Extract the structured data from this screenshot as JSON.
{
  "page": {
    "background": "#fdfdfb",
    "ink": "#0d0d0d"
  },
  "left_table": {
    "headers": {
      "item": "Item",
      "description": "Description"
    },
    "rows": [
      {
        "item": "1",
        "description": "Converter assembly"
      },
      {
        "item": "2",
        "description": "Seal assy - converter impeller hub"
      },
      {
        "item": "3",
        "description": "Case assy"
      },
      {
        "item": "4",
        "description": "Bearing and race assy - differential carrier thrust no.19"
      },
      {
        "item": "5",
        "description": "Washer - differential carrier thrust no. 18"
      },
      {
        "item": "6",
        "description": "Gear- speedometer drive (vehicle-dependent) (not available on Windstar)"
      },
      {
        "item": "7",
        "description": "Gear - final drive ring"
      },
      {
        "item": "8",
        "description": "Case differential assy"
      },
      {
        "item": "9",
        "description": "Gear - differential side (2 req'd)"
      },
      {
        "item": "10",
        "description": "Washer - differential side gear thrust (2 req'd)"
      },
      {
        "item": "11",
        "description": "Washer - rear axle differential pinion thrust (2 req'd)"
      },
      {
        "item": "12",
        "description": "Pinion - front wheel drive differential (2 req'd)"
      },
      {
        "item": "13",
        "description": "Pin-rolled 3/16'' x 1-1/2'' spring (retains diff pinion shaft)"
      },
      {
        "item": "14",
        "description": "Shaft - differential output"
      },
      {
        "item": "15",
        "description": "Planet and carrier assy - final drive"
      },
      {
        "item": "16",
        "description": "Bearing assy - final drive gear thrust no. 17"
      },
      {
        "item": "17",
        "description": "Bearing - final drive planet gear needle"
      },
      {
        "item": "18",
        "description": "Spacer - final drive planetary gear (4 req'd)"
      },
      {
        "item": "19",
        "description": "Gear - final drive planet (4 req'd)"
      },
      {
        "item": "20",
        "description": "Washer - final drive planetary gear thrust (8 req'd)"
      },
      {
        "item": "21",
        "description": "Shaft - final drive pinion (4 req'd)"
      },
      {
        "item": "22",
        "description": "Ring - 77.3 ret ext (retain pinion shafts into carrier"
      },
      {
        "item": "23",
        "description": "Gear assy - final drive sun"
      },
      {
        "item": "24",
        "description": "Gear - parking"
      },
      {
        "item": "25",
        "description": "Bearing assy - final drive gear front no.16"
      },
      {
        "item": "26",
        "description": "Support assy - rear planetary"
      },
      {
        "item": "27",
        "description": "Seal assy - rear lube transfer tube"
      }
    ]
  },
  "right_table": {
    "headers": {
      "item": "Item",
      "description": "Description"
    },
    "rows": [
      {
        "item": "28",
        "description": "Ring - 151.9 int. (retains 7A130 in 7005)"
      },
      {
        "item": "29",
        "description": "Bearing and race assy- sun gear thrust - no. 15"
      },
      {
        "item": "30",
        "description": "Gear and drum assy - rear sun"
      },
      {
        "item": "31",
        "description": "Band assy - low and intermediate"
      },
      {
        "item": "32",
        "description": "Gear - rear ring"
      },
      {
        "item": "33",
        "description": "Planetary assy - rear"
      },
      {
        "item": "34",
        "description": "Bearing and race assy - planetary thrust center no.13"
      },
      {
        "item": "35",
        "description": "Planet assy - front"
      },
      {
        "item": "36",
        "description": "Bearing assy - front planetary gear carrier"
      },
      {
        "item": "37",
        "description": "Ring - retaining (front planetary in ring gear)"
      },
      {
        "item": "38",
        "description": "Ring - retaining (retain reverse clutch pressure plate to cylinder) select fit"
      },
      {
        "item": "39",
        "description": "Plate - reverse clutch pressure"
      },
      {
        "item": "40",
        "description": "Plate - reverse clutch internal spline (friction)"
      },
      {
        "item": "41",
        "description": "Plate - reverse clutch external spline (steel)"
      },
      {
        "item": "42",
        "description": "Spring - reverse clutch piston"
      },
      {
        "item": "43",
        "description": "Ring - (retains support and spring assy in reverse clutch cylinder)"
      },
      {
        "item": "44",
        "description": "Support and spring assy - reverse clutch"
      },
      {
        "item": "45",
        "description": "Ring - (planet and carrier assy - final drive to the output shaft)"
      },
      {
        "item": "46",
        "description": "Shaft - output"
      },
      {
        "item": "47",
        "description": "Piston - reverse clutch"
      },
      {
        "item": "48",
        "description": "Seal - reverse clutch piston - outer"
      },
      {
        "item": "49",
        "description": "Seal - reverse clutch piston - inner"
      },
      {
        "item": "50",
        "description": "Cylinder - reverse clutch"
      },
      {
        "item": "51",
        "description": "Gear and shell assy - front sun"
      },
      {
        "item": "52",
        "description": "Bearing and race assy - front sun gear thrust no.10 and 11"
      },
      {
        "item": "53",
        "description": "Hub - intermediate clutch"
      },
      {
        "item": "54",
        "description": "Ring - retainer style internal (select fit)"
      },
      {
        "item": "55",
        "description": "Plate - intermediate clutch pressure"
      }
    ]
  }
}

# [WRITTEN PROBLEM]
Copy out each line in the preceding records that contains "side".

# [OUTPUT OF THE TASK]
        "description": "Gear - differential side (2 req'd)"
        "description": "Washer - differential side gear thrust (2 req'd)"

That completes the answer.